**Instruction**:
Only the lines starting at the one that contains "Extract all the data from this chart as JSON." and running to the end should be repeated, exactly as written.
>>
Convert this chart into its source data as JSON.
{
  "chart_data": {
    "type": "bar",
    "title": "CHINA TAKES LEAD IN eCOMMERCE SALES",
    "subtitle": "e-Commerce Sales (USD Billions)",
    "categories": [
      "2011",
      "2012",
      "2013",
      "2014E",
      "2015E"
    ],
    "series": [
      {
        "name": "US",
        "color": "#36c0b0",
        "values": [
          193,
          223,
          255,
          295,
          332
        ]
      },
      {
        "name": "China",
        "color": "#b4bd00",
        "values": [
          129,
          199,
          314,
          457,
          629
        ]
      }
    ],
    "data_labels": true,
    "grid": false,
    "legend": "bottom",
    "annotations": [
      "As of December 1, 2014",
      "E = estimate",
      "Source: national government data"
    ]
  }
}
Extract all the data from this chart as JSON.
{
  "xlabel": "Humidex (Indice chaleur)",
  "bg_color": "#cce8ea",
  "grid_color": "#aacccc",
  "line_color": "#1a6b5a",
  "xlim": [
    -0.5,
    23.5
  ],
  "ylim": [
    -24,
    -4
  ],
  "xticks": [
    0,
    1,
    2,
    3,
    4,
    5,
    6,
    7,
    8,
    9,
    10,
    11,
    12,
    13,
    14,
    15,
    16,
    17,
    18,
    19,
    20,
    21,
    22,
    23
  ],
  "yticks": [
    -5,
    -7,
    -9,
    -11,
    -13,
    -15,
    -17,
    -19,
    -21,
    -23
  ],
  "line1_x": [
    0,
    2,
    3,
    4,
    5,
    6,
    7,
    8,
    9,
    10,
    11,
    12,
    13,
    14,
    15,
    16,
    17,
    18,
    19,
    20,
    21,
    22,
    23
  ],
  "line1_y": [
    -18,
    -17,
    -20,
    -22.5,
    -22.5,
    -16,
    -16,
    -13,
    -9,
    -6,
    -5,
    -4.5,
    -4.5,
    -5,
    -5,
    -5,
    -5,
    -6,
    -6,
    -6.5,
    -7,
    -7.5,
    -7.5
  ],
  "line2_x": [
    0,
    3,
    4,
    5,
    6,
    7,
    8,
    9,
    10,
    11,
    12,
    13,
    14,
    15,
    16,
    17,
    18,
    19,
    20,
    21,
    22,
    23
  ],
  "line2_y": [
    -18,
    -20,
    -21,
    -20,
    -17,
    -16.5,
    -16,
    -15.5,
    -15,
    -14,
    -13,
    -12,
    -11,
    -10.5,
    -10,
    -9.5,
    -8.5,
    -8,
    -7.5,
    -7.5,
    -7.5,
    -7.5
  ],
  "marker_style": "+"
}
<<
**Exercise output**:
Extract all the data from this chart as JSON.
{
  "xlabel": "Humidex (Indice chaleur)",
  "bg_color": "#cce8ea",
  "grid_color": "#aacccc",
  "line_color": "#1a6b5a",
  "xlim": [
    -0.5,
    23.5
  ],
  "ylim": [
    -24,
    -4
  ],
  "xticks": [
    0,
    1,
    2,
    3,
    4,
    5,
    6,
    7,
    8,
    9,
    10,
    11,
    12,
    13,
    14,
    15,
    16,
    17,
    18,
    19,
    20,
    21,
    22,
    23
  ],
  "yticks": [
    -5,
    -7,
    -9,
    -11,
    -13,
    -15,
    -17,
    -19,
    -21,
    -23
  ],
  "line1_x": [
    0,
    2,
    3,
    4,
    5,
    6,
    7,
    8,
    9,
    10,
    11,
    12,
    13,
    14,
    15,
    16,
    17,
    18,
    19,
    20,
    21,
    22,
    23
  ],
  "line1_y": [
    -18,
    -17,
    -20,
    -22.5,
    -22.5,
    -16,
    -16,
    -13,
    -9,
    -6,
    -5,
    -4.5,
    -4.5,
    -5,
    -5,
    -5,
    -5,
    -6,
    -6,
    -6.5,
    -7,
    -7.5,
    -7.5
  ],
  "line2_x": [
    0,
    3,
    4,
    5,
    6,
    7,
    8,
    9,
    10,
    11,
    12,
    13,
    14,
    15,
    16,
    17,
    18,
    19,
    20,
    21,
    22,
    23
  ],
  "line2_y": [
    -18,
    -20,
    -21,
    -20,
    -17,
    -16.5,
    -16,
    -15.5,
    -15,
    -14,
    -13,
    -12,
    -11,
    -10.5,
    -10,
    -9.5,
    -8.5,
    -8,
    -7.5,
    -7.5,
    -7.5,
    -7.5
  ],
  "marker_style": "+"
}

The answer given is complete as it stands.